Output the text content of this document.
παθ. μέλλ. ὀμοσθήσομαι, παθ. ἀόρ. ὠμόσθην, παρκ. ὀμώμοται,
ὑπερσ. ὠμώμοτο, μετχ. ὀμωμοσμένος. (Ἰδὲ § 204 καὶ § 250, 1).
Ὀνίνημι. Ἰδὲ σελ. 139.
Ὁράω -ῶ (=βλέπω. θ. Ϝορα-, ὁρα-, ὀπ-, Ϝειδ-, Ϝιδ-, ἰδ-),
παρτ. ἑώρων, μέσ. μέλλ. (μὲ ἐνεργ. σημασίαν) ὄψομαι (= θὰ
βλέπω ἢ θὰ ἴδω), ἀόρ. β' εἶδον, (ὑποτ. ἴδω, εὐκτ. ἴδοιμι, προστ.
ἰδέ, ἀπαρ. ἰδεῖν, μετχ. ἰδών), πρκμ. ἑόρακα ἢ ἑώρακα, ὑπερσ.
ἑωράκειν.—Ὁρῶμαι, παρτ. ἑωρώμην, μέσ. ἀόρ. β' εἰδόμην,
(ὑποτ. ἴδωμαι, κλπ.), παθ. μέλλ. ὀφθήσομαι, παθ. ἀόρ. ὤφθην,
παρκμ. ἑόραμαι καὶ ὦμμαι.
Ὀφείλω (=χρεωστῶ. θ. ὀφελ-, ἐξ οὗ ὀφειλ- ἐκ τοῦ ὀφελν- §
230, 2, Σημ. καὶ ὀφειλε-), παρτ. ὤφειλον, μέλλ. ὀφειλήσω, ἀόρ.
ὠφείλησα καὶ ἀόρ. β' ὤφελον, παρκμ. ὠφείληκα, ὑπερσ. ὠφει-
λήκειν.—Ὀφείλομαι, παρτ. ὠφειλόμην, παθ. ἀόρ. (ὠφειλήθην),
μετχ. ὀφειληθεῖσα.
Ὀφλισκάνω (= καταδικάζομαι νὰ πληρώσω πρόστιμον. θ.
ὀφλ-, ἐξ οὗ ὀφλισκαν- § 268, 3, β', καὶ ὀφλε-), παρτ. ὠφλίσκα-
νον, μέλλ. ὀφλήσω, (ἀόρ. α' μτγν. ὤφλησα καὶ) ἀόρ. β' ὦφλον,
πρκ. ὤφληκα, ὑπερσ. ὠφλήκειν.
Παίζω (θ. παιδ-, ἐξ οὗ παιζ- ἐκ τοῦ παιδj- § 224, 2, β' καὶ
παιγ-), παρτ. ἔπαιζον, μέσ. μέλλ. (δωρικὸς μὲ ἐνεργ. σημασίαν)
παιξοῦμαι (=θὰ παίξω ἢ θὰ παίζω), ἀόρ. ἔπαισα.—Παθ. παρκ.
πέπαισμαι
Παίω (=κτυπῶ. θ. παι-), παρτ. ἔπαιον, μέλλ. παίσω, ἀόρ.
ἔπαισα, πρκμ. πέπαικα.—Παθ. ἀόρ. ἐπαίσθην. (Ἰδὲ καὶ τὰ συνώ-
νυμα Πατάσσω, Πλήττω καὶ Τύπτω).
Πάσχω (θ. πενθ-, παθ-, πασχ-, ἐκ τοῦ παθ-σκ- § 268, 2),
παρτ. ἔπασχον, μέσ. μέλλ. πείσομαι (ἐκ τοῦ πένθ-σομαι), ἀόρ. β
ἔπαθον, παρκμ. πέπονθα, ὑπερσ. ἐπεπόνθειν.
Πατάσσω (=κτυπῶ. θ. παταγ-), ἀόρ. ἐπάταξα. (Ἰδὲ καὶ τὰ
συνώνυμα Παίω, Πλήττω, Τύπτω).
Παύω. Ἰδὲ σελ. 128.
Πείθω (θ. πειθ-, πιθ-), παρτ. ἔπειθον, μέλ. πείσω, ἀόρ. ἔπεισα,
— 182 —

::::::

Once more, set down the full listing, verbatim.

• _SOLVED EXERCISE_
Output the text content of this document.
παθ. μέλλ. ὀμοσθήσομαι, παθ. ἀόρ. ὠμόσθην, παρκ. ὀμώμοται,
ὑπερσ. ὠμώμοτο, μετχ. ὀμωμοσμένος. (Ἰδὲ § 204 καὶ § 250, 1).
Ὀνίνημι. Ἰδὲ σελ. 139.
Ὁράω -ῶ (=βλέπω. θ. Ϝορα-, ὁρα-, ὀπ-, Ϝειδ-, Ϝιδ-, ἰδ-),
παρτ. ἑώρων, μέσ. μέλλ. (μὲ ἐνεργ. σημασίαν) ὄψομαι (= θὰ
βλέπω ἢ θὰ ἴδω), ἀόρ. β' εἶδον, (ὑποτ. ἴδω, εὐκτ. ἴδοιμι, προστ.
ἰδέ, ἀπαρ. ἰδεῖν, μετχ. ἰδών), πρκμ. ἑόρακα ἢ ἑώρακα, ὑπερσ.
ἑωράκειν.—Ὁρῶμαι, παρτ. ἑωρώμην, μέσ. ἀόρ. β' εἰδόμην,
(ὑποτ. ἴδωμαι, κλπ.), παθ. μέλλ. ὀφθήσομαι, παθ. ἀόρ. ὤφθην,
παρκμ. ἑόραμαι καὶ ὦμμαι.
Ὀφείλω (=χρεωστῶ. θ. ὀφελ-, ἐξ οὗ ὀφειλ- ἐκ τοῦ ὀφελν- §
230, 2, Σημ. καὶ ὀφειλε-), παρτ. ὤφειλον, μέλλ. ὀφειλήσω, ἀόρ.
ὠφείλησα καὶ ἀόρ. β' ὤφελον, παρκμ. ὠφείληκα, ὑπερσ. ὠφει-
λήκειν.—Ὀφείλομαι, παρτ. ὠφειλόμην, παθ. ἀόρ. (ὠφειλήθην),
μετχ. ὀφειληθεῖσα.
Ὀφλισκάνω (= καταδικάζομαι νὰ πληρώσω πρόστιμον. θ.
ὀφλ-, ἐξ οὗ ὀφλισκαν- § 268, 3, β', καὶ ὀφλε-), παρτ. ὠφλίσκα-
νον, μέλλ. ὀφλήσω, (ἀόρ. α' μτγν. ὤφλησα καὶ) ἀόρ. β' ὦφλον,
πρκ. ὤφληκα, ὑπερσ. ὠφλήκειν.
Παίζω (θ. παιδ-, ἐξ οὗ παιζ- ἐκ τοῦ παιδj- § 224, 2, β' καὶ
παιγ-), παρτ. ἔπαιζον, μέσ. μέλλ. (δωρικὸς μὲ ἐνεργ. σημασίαν)
παιξοῦμαι (=θὰ παίξω ἢ θὰ παίζω), ἀόρ. ἔπαισα.—Παθ. παρκ.
πέπαισμαι
Παίω (=κτυπῶ. θ. παι-), παρτ. ἔπαιον, μέλλ. παίσω, ἀόρ.
ἔπαισα, πρκμ. πέπαικα.—Παθ. ἀόρ. ἐπαίσθην. (Ἰδὲ καὶ τὰ συνώ-
νυμα Πατάσσω, Πλήττω καὶ Τύπτω).
Πάσχω (θ. πενθ-, παθ-, πασχ-, ἐκ τοῦ παθ-σκ- § 268, 2),
παρτ. ἔπασχον, μέσ. μέλλ. πείσομαι (ἐκ τοῦ πένθ-σομαι), ἀόρ. β
ἔπαθον, παρκμ. πέπονθα, ὑπερσ. ἐπεπόνθειν.
Πατάσσω (=κτυπῶ. θ. παταγ-), ἀόρ. ἐπάταξα. (Ἰδὲ καὶ τὰ
συνώνυμα Παίω, Πλήττω, Τύπτω).
Παύω. Ἰδὲ σελ. 128.
Πείθω (θ. πειθ-, πιθ-), παρτ. ἔπειθον, μέλ. πείσω, ἀόρ. ἔπεισα,
— 182 —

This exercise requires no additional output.